[START Material shown]

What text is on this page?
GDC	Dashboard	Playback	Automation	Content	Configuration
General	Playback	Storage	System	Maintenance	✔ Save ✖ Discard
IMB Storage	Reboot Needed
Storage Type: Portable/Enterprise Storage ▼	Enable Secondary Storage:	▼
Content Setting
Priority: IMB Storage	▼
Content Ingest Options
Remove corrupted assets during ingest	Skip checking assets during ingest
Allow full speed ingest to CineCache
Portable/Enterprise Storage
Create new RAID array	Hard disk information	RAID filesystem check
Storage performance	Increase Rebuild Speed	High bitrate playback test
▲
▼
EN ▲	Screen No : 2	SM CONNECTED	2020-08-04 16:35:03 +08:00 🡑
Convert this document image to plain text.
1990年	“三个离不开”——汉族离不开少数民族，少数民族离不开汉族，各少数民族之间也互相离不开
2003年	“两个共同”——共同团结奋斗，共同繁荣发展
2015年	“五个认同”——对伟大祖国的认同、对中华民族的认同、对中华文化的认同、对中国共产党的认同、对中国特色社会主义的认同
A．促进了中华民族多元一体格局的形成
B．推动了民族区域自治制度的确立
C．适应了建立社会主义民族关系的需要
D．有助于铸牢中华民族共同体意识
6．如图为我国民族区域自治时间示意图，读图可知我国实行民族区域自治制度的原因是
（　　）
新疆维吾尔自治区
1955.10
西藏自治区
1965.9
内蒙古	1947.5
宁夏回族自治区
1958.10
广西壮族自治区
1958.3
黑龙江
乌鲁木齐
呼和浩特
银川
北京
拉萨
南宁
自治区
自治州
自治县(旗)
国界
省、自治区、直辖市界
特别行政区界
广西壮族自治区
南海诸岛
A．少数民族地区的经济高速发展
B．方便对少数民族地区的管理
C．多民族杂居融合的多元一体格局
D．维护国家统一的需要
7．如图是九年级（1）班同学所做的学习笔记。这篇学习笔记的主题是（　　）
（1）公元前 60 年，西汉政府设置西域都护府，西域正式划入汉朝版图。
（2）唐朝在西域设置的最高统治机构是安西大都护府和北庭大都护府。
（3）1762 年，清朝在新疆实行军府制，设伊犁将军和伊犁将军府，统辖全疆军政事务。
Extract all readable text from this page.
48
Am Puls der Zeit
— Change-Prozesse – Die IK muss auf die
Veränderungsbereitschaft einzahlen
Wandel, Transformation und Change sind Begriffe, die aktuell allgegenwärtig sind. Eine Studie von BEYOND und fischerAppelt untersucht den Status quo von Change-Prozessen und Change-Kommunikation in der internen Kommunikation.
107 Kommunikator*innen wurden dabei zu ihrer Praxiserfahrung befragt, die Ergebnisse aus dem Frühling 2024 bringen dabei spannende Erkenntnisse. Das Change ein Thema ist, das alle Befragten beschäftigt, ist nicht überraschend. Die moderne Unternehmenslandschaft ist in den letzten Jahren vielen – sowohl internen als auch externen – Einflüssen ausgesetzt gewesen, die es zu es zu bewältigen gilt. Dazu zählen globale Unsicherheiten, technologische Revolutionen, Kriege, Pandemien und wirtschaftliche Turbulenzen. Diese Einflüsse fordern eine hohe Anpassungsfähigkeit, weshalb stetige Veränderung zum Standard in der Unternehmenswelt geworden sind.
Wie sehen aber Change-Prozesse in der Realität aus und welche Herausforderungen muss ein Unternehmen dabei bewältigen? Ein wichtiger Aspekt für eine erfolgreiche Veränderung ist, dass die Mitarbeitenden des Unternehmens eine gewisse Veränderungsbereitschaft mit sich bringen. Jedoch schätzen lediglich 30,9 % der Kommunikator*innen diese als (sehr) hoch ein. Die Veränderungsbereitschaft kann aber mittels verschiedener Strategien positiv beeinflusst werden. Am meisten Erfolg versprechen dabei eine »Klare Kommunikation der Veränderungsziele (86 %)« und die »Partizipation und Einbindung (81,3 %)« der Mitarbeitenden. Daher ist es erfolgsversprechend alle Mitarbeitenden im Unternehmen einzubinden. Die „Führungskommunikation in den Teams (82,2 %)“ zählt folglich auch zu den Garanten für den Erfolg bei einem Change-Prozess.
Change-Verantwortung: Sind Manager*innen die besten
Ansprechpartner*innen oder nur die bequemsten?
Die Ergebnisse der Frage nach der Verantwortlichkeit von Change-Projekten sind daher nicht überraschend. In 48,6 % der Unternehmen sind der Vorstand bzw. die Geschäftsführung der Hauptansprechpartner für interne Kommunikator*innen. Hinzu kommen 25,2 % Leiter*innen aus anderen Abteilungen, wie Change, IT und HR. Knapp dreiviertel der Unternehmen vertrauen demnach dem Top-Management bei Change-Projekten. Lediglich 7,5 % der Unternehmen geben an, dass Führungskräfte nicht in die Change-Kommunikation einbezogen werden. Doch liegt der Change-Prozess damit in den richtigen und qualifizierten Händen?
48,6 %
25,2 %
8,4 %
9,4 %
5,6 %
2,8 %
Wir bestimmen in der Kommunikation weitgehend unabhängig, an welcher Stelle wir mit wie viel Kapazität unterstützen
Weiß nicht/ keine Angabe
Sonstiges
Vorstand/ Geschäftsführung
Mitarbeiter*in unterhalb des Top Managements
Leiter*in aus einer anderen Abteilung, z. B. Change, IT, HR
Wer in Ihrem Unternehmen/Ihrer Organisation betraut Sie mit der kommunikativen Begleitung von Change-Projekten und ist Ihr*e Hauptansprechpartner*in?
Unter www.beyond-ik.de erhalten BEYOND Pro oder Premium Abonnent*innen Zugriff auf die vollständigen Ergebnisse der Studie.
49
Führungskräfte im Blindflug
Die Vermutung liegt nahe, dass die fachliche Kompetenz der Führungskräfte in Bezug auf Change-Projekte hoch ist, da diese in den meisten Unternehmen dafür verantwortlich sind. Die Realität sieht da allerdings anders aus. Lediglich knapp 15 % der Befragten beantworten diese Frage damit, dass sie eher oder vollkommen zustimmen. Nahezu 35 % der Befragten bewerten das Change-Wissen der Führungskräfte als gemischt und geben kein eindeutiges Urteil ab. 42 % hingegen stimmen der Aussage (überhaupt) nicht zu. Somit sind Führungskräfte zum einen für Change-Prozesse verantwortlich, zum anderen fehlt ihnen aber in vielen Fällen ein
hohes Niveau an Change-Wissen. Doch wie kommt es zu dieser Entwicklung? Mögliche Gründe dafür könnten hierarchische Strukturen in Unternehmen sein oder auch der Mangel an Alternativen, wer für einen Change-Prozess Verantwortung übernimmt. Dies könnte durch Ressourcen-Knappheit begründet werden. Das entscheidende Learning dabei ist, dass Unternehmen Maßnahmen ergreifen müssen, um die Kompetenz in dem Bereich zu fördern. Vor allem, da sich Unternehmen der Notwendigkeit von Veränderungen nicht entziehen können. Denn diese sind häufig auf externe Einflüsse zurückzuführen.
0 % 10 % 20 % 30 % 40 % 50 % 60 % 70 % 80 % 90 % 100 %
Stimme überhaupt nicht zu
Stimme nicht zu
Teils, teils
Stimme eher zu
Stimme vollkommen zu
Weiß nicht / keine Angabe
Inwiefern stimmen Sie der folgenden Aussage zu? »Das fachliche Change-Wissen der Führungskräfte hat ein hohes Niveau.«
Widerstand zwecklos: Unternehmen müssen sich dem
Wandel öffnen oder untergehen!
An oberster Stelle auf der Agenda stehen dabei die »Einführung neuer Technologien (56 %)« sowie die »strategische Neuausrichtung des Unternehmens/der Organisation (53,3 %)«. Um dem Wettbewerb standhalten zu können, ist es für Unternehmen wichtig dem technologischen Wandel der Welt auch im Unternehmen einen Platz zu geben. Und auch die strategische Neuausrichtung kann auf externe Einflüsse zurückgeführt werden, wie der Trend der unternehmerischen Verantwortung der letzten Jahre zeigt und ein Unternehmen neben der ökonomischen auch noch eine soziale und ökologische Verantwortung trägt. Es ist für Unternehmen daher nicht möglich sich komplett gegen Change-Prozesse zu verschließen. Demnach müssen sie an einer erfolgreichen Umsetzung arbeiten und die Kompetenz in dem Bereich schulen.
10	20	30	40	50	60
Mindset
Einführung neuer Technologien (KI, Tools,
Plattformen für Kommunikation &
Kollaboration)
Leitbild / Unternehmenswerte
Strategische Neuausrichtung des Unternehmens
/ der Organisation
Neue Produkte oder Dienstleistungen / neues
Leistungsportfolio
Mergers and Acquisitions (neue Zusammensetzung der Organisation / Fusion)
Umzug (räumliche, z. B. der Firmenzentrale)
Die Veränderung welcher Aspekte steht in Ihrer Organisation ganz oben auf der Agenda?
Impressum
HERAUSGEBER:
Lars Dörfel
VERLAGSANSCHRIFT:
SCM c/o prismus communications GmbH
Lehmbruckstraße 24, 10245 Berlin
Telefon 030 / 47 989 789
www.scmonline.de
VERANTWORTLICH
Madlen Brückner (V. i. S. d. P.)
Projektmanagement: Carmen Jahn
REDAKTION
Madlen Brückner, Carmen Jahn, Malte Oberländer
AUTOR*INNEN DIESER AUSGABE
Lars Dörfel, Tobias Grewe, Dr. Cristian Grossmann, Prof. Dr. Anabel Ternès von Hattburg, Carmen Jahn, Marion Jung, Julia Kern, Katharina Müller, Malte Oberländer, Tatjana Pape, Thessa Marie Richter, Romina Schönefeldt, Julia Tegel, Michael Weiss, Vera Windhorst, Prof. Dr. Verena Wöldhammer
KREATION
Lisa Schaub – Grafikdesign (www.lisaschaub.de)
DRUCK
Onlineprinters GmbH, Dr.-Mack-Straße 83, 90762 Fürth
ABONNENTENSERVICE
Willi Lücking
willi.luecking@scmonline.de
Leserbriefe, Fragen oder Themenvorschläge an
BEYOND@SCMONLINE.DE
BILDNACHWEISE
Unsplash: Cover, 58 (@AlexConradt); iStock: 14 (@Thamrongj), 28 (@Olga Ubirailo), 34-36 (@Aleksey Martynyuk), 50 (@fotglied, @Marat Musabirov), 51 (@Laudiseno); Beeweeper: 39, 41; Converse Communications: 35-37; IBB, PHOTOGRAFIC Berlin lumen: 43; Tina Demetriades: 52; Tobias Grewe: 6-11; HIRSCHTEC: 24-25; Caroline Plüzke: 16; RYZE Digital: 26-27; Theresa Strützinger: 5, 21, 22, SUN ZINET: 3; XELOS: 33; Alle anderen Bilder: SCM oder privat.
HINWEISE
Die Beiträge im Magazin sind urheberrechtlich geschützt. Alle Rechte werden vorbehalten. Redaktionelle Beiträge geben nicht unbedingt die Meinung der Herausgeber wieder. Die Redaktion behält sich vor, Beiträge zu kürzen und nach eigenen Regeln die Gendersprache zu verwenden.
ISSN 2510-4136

[END Material shown]

▸ Given task
Select from the material above each line in which the string "this" appears, and list those lines.

▸ Expected answer
What text is on this page?
Convert this document image to plain text.
Extract all readable text from this page.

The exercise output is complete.